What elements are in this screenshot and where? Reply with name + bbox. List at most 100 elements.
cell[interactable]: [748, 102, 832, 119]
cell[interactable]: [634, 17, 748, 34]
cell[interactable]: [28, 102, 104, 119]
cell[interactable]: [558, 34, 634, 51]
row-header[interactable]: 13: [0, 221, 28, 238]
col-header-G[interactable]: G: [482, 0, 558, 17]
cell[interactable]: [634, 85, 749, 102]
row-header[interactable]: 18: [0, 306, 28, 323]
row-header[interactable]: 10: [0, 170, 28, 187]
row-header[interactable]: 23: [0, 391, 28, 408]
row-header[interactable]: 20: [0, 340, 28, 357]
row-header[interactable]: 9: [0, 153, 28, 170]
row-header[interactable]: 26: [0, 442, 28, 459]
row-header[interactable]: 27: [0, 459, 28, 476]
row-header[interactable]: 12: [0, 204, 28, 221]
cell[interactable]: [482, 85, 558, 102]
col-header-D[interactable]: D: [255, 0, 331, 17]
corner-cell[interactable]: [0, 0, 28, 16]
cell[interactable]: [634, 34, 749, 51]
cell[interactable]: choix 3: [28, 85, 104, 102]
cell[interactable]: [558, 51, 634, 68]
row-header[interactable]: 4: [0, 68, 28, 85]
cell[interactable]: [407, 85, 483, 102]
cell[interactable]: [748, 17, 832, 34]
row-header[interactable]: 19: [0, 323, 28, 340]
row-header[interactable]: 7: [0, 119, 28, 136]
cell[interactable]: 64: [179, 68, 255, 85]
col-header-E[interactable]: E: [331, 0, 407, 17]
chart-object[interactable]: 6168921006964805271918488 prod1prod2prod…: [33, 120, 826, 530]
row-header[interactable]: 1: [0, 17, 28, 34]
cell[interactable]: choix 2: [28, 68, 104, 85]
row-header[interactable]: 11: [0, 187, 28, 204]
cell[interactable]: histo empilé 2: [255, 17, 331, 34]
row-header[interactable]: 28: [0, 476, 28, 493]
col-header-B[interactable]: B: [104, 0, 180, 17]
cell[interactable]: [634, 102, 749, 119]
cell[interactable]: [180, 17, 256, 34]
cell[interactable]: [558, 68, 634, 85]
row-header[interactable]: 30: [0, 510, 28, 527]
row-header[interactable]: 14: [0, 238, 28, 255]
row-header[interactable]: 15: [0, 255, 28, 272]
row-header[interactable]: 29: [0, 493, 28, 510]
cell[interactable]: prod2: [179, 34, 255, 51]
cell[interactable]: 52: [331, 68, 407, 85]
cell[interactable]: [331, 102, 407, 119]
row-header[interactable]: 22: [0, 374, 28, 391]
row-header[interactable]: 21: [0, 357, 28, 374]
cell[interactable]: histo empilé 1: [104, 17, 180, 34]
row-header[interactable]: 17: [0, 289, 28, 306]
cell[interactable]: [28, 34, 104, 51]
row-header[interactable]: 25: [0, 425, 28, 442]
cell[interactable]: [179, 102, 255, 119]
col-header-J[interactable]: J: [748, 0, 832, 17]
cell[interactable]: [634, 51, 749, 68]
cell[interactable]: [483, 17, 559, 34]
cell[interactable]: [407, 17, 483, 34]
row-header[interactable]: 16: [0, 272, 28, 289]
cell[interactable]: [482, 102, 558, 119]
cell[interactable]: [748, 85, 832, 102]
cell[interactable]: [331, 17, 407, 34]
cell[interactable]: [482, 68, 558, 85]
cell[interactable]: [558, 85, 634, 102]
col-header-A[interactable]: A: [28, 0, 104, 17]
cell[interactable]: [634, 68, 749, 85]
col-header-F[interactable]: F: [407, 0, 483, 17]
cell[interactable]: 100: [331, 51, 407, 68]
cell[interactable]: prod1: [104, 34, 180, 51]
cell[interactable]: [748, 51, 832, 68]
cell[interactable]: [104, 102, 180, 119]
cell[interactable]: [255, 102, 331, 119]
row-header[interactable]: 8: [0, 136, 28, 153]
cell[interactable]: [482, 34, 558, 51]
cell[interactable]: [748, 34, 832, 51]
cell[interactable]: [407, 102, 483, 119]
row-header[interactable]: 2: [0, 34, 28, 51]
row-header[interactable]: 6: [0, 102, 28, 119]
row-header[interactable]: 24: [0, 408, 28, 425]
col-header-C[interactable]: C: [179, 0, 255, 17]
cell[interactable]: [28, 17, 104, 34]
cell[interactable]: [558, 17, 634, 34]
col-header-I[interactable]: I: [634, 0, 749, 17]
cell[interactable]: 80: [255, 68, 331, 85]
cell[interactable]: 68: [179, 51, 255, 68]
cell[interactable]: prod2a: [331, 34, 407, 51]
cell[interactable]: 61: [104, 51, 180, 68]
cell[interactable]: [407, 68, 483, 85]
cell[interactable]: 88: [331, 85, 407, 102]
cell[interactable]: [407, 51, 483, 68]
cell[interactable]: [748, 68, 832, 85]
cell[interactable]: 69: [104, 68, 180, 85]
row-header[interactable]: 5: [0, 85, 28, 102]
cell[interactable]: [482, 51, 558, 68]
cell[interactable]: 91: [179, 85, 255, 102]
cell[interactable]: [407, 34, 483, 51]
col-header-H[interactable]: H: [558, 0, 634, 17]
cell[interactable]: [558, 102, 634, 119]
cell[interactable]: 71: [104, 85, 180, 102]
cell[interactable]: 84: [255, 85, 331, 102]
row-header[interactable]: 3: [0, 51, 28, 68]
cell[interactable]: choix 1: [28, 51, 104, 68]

-*-*-

EXERCISE:
List every line of the material above that contains the string "choix". Case counts.

TASK RESPONSE:
cell[interactable]: choix 3: [28, 85, 104, 102]
cell[interactable]: choix 2: [28, 68, 104, 85]
cell[interactable]: choix 1: [28, 51, 104, 68]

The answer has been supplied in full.